** BEGIN Exercise materials **
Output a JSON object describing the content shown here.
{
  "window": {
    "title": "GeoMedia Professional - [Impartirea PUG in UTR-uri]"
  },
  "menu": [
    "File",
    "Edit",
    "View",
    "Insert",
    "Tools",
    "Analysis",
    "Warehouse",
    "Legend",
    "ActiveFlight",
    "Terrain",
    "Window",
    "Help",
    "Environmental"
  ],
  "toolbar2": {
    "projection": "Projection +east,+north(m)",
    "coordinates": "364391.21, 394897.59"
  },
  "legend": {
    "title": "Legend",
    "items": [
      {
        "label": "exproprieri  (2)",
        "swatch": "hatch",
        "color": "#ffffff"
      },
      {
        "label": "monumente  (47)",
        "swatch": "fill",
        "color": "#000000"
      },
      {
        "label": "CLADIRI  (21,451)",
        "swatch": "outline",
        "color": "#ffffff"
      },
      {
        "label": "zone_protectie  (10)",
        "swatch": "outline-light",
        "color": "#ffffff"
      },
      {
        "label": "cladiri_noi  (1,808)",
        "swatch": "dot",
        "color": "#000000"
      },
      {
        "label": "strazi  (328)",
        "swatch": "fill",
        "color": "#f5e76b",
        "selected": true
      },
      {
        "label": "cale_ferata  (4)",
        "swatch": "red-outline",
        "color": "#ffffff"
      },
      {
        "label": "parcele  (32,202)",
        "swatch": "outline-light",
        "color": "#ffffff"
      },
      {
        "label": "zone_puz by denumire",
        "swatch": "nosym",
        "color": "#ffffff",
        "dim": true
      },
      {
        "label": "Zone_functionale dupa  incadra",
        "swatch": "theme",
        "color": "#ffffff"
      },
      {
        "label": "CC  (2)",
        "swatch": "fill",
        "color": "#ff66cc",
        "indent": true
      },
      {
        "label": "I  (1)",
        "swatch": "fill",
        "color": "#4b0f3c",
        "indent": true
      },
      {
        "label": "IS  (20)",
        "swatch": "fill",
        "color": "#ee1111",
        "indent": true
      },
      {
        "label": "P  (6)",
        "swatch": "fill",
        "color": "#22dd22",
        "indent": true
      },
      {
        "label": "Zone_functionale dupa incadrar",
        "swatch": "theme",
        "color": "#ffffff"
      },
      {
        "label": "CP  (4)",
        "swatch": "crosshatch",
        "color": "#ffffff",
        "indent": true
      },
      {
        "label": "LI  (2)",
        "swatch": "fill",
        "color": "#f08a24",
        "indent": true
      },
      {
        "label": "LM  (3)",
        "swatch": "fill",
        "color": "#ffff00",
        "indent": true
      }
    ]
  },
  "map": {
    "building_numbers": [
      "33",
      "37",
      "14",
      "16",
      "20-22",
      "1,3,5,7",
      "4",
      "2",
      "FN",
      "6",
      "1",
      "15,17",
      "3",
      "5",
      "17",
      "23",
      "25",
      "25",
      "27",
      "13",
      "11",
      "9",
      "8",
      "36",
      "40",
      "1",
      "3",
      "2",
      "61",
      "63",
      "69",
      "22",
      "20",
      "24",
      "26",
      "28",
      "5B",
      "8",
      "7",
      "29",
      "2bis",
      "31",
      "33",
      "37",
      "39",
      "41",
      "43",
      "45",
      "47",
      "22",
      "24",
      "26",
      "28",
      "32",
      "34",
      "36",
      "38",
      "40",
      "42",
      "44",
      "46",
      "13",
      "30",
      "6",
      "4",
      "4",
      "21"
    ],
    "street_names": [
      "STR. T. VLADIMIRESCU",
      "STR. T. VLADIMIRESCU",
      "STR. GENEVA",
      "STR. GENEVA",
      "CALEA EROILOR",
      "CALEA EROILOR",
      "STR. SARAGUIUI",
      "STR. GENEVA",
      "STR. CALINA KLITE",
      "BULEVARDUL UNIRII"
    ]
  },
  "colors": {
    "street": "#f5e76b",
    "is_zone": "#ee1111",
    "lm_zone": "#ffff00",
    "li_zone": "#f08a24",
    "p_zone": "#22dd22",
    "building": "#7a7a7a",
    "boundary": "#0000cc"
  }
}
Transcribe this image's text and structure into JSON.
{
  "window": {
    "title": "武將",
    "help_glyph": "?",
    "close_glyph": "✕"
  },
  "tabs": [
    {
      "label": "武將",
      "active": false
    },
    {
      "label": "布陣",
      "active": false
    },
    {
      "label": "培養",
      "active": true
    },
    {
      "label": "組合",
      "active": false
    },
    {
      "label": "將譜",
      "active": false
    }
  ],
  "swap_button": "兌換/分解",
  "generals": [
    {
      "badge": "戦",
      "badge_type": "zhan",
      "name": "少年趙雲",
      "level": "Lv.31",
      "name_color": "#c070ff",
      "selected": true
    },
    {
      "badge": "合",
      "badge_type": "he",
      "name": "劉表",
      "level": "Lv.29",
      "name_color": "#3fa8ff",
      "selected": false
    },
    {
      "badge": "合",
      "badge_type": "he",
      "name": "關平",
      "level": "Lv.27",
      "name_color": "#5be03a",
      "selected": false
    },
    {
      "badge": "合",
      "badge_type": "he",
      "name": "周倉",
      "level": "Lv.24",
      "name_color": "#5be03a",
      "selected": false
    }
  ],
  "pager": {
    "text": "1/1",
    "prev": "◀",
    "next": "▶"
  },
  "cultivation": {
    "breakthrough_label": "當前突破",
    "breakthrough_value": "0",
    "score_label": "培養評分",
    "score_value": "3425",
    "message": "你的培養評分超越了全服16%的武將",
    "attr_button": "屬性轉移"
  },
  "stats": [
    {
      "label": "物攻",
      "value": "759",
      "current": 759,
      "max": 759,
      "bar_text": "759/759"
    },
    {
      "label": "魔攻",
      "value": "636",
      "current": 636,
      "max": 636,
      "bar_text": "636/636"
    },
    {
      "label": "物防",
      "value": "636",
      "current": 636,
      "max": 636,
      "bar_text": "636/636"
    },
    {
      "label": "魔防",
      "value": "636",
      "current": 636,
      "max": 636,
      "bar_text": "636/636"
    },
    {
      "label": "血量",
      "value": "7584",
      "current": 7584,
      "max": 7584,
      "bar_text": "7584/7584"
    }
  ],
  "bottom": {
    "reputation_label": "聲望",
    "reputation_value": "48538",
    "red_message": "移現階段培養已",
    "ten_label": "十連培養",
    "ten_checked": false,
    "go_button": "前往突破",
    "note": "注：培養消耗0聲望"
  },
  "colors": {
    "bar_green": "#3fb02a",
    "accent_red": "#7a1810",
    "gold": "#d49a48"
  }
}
** END Exercise materials **
- _Set task_
Copy out each line exactly.

- _Solution to the problem_
Output a JSON object describing the content shown here.
{
  "window": {
    "title": "GeoMedia Professional - [Impartirea PUG in UTR-uri]"
  },
  "menu": [
    "File",
    "Edit",
    "View",
    "Insert",
    "Tools",
    "Analysis",
    "Warehouse",
    "Legend",
    "ActiveFlight",
    "Terrain",
    "Window",
    "Help",
    "Environmental"
  ],
  "toolbar2": {
    "projection": "Projection +east,+north(m)",
    "coordinates": "364391.21, 394897.59"
  },
  "legend": {
    "title": "Legend",
    "items": [
      {
        "label": "exproprieri  (2)",
        "swatch": "hatch",
        "color": "#ffffff"
      },
      {
        "label": "monumente  (47)",
        "swatch": "fill",
        "color": "#000000"
      },
      {
        "label": "CLADIRI  (21,451)",
        "swatch": "outline",
        "color": "#ffffff"
      },
      {
        "label": "zone_protectie  (10)",
        "swatch": "outline-light",
        "color": "#ffffff"
      },
      {
        "label": "cladiri_noi  (1,808)",
        "swatch": "dot",
        "color": "#000000"
      },
      {
        "label": "strazi  (328)",
        "swatch": "fill",
        "color": "#f5e76b",
        "selected": true
      },
      {
        "label": "cale_ferata  (4)",
        "swatch": "red-outline",
        "color": "#ffffff"
      },
      {
        "label": "parcele  (32,202)",
        "swatch": "outline-light",
        "color": "#ffffff"
      },
      {
        "label": "zone_puz by denumire",
        "swatch": "nosym",
        "color": "#ffffff",
        "dim": true
      },
      {
        "label": "Zone_functionale dupa  incadra",
        "swatch": "theme",
        "color": "#ffffff"
      },
      {
        "label": "CC  (2)",
        "swatch": "fill",
        "color": "#ff66cc",
        "indent": true
      },
      {
        "label": "I  (1)",
        "swatch": "fill",
        "color": "#4b0f3c",
        "indent": true
      },
      {
        "label": "IS  (20)",
        "swatch": "fill",
        "color": "#ee1111",
        "indent": true
      },
      {
        "label": "P  (6)",
        "swatch": "fill",
        "color": "#22dd22",
        "indent": true
      },
      {
        "label": "Zone_functionale dupa incadrar",
        "swatch": "theme",
        "color": "#ffffff"
      },
      {
        "label": "CP  (4)",
        "swatch": "crosshatch",
        "color": "#ffffff",
        "indent": true
      },
      {
        "label": "LI  (2)",
        "swatch": "fill",
        "color": "#f08a24",
        "indent": true
      },
      {
        "label": "LM  (3)",
        "swatch": "fill",
        "color": "#ffff00",
        "indent": true
      }
    ]
  },
  "map": {
    "building_numbers": [
      "33",
      "37",
      "14",
      "16",
      "20-22",
      "1,3,5,7",
      "4",
      "2",
      "FN",
      "6",
      "1",
      "15,17",
      "3",
      "5",
      "17",
      "23",
      "25",
      "25",
      "27",
      "13",
      "11",
      "9",
      "8",
      "36",
      "40",
      "1",
      "3",
      "2",
      "61",
      "63",
      "69",
      "22",
      "20",
      "24",
      "26",
      "28",
      "5B",
      "8",
      "7",
      "29",
      "2bis",
      "31",
      "33",
      "37",
      "39",
      "41",
      "43",
      "45",
      "47",
      "22",
      "24",
      "26",
      "28",
      "32",
      "34",
      "36",
      "38",
      "40",
      "42",
      "44",
      "46",
      "13",
      "30",
      "6",
      "4",
      "4",
      "21"
    ],
    "street_names": [
      "STR. T. VLADIMIRESCU",
      "STR. T. VLADIMIRESCU",
      "STR. GENEVA",
      "STR. GENEVA",
      "CALEA EROILOR",
      "CALEA EROILOR",
      "STR. SARAGUIUI",
      "STR. GENEVA",
      "STR. CALINA KLITE",
      "BULEVARDUL UNIRII"
    ]
  },
  "colors": {
    "street": "#f5e76b",
    "is_zone": "#ee1111",
    "lm_zone": "#ffff00",
    "li_zone": "#f08a24",
    "p_zone": "#22dd22",
    "building": "#7a7a7a",
    "boundary": "#0000cc"
  }
}
Transcribe this image's text and structure into JSON.
{
  "window": {
    "title": "武將",
    "help_glyph": "?",
    "close_glyph": "✕"
  },
  "tabs": [
    {
      "label": "武將",
      "active": false
    },
    {
      "label": "布陣",
      "active": false
    },
    {
      "label": "培養",
      "active": true
    },
    {
      "label": "組合",
      "active": false
    },
    {
      "label": "將譜",
      "active": false
    }
  ],
  "swap_button": "兌換/分解",
  "generals": [
    {
      "badge": "戦",
      "badge_type": "zhan",
      "name": "少年趙雲",
      "level": "Lv.31",
      "name_color": "#c070ff",
      "selected": true
    },
    {
      "badge": "合",
      "badge_type": "he",
      "name": "劉表",
      "level": "Lv.29",
      "name_color": "#3fa8ff",
      "selected": false
    },
    {
      "badge": "合",
      "badge_type": "he",
      "name": "關平",
      "level": "Lv.27",
      "name_color": "#5be03a",
      "selected": false
    },
    {
      "badge": "合",
      "badge_type": "he",
      "name": "周倉",
      "level": "Lv.24",
      "name_color": "#5be03a",
      "selected": false
    }
  ],
  "pager": {
    "text": "1/1",
    "prev": "◀",
    "next": "▶"
  },
  "cultivation": {
    "breakthrough_label": "當前突破",
    "breakthrough_value": "0",
    "score_label": "培養評分",
    "score_value": "3425",
    "message": "你的培養評分超越了全服16%的武將",
    "attr_button": "屬性轉移"
  },
  "stats": [
    {
      "label": "物攻",
      "value": "759",
      "current": 759,
      "max": 759,
      "bar_text": "759/759"
    },
    {
      "label": "魔攻",
      "value": "636",
      "current": 636,
      "max": 636,
      "bar_text": "636/636"
    },
    {
      "label": "物防",
      "value": "636",
      "current": 636,
      "max": 636,
      "bar_text": "636/636"
    },
    {
      "label": "魔防",
      "value": "636",
      "current": 636,
      "max": 636,
      "bar_text": "636/636"
    },
    {
      "label": "血量",
      "value": "7584",
      "current": 7584,
      "max": 7584,
      "bar_text": "7584/7584"
    }
  ],
  "bottom": {
    "reputation_label": "聲望",
    "reputation_value": "48538",
    "red_message": "移現階段培養已",
    "ten_label": "十連培養",
    "ten_checked": false,
    "go_button": "前往突破",
    "note": "注：培養消耗0聲望"
  },
  "colors": {
    "bar_green": "#3fb02a",
    "accent_red": "#7a1810",
    "gold": "#d49a48"
  }
}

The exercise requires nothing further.